__Given text__
++++

DOI: 10.3923/crc.2012.99.109

URL: https://scialert.net/abstract/?doi=crc.2012.99.109
 
Received: July 13, 2012; Accepted: September 11, 2012; Published: December 04, 2012



INTRODUCTION

Medicinal chemistry is concerned about the influence of various chemical structures on the activity leading to the formation of diverse heterocyclic compounds having wide range of biological activities (Shalini et al., 2010; Sandhar et al., 2012). Imidazole basically is a five member structure with nonadjacent two nitrogen elements, which determines its basicity and acidity (Fig. 1). It is amphoteric in nature (Yasodha et al., 2009; Kumar et al., 2011). Its molecular formula is C3H4N2 (Bhatnagar et al., 2011). The simplest member is imidazole itself. Among the imidazole derivatives trisubstituted imidazoles basically 2,4,5-triphenylimidazole have found to possess maximum antiinflammatory activity (Amir et al., 2011) (Fig. 1).

The Mannich reaction usually occurs with secondary amines, a carbonyl compound accomplied with formaldehyde resulting in loss of water molecule to form a compound mainly known as a mannich base (Manikpuri et al., 2010; Sahoo et al., 2006).

Image for - Synthesis of 2,4,5-Triphenylimidazoles Novel Mannich Bases as Potential Antiinflammatory and Analgesic Agents
Fig. 1: Basic structure of imidazole

Image for - Synthesis of 2,4,5-Triphenylimidazoles Novel Mannich Bases as Potential Antiinflammatory and Analgesic Agents
Fig. 2: Synthesis of mannich base

Mannich Bases of various diverse compounds have shown to possess many pharmacological activities and also found themselves in various industrial uses like in polymers, lubricating oil and medicinal chemistry (Fig. 2).

Imidazoles are probably the most well known heterocycle which is common and important feature of a variety of natural products and medicinal agents. Derivatives of imidazole were reported for antiinflammatory (Fatimi et al., 1994; Suzuki et al., 1992), analgesic, anticonvulsant (Abiqnente et al., 1981), tuberculostatic, antimicrobial and anticancer activities. Prompted by the broad spectrum activities of 2,4,5-triphenylimidazole derivatives, it was intended to synthesize various derivatives of 2,4,5-triphenyl-1-substituted imidazoles and to evaluate them for their antiinflammatory and analgesic activities.

MATERIALS AND METHODS

Chemicals: Carrageenan was obtained from HiMedia Labs, Mumbai. All other chemical reagents were used of analytical grade, which were procured from different companies (Loba Chem, Merck Limited and S D Fine). The progress of the reaction was monitored on readymade silica gel plates (Merck) using chloroform-methanol (1:1) as a solvent system. Iodine was used as a developing agent. Melting points were determined with a Buchi 530 melting point apparatus in open capillaries. IR spectra were recorded on KBr discs, using a Perkin-Elmer Model 1600 FT-IR spectrometer. The proton magnetic resonance spectra (1H-NMR) were recorded on Perkin Elmer Spectrophotometer-300 MHz in DMSO-d6 using TMS as an internal standard. Elemental analysis was performed by CHNS (O) analyzer.

++++

__Supplied data__
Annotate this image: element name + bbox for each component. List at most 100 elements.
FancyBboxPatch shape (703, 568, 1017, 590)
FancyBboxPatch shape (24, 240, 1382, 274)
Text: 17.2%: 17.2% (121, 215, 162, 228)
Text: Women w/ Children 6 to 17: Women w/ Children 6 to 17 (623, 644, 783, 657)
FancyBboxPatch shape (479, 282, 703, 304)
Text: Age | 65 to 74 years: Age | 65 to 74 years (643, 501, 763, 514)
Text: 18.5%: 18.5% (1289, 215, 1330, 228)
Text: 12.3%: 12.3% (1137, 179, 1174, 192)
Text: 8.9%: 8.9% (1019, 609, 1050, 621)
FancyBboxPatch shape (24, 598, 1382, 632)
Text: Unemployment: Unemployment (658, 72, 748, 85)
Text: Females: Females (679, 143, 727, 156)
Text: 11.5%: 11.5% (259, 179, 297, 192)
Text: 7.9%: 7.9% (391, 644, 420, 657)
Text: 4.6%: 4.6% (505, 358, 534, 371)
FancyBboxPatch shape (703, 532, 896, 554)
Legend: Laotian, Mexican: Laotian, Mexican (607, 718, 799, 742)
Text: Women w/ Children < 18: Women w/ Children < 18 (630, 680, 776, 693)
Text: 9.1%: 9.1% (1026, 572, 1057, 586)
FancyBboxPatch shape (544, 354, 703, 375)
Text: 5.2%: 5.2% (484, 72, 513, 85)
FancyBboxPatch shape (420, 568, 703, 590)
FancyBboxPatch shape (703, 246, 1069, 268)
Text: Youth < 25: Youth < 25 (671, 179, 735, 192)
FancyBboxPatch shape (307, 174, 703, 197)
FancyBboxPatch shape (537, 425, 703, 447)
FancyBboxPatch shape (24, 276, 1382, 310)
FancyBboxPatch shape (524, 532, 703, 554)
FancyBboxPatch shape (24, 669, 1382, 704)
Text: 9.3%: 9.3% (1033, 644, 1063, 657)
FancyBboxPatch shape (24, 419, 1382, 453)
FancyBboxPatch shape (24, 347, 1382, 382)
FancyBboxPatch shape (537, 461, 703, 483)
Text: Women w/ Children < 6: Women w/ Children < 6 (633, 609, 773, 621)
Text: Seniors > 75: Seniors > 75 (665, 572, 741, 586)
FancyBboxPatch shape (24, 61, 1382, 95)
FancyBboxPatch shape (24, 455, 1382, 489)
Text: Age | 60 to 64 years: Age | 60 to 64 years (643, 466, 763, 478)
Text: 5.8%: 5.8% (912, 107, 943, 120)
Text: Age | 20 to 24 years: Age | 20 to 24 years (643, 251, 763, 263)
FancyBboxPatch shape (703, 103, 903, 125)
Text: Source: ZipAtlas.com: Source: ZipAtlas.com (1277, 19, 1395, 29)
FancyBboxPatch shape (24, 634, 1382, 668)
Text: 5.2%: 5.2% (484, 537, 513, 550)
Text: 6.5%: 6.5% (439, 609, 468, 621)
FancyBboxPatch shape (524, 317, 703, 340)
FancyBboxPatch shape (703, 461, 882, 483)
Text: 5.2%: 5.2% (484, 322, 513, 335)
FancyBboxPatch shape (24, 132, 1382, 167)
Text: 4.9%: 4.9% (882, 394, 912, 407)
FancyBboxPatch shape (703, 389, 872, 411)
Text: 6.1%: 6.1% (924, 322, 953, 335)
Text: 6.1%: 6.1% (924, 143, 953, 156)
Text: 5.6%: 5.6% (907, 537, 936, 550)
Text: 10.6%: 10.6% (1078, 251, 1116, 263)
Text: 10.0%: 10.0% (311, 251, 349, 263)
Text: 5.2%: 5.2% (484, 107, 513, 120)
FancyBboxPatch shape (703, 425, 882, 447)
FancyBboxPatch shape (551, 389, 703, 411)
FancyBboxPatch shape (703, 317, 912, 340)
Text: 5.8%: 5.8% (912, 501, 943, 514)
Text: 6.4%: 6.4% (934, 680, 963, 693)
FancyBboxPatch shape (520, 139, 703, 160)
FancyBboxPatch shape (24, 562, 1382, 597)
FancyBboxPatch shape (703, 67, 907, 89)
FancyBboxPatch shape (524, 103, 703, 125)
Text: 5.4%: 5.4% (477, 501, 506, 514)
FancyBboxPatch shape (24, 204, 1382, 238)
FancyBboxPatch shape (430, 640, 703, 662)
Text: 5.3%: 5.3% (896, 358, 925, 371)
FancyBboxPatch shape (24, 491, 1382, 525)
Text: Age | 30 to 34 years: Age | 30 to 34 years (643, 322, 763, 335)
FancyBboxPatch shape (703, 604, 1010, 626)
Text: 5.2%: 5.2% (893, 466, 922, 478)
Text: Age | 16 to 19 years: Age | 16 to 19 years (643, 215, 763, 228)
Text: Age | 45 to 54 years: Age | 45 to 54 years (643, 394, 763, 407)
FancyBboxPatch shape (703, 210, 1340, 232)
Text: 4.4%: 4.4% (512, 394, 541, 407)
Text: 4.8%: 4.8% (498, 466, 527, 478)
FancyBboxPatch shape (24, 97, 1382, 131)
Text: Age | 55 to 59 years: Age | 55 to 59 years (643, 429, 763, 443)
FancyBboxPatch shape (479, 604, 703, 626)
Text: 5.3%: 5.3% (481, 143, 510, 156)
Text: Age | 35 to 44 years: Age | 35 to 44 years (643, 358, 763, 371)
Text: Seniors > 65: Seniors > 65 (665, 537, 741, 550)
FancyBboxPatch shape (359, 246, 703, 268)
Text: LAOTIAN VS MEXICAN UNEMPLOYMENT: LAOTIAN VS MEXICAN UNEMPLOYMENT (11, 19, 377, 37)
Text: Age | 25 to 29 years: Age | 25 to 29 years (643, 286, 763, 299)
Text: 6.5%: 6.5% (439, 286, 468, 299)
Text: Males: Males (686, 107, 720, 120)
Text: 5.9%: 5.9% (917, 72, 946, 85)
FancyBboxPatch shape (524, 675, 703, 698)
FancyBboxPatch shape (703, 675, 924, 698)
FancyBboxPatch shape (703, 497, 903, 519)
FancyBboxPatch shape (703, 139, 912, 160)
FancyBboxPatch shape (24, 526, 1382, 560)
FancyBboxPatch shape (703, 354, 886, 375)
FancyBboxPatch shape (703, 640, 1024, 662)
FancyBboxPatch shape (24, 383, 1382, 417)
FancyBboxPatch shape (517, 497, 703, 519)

++++

__What you will do__
From the imidazole text above:
1. What is the molecular formula of imidazole?
2. What solvent system was used on the silica gel plates to monitor the reaction?
3. Where was the carrageenan obtained?

__Task result__
1. C3H4N2
2. Chloroform-methanol (1:1)
3. HiMedia Labs, Mumbai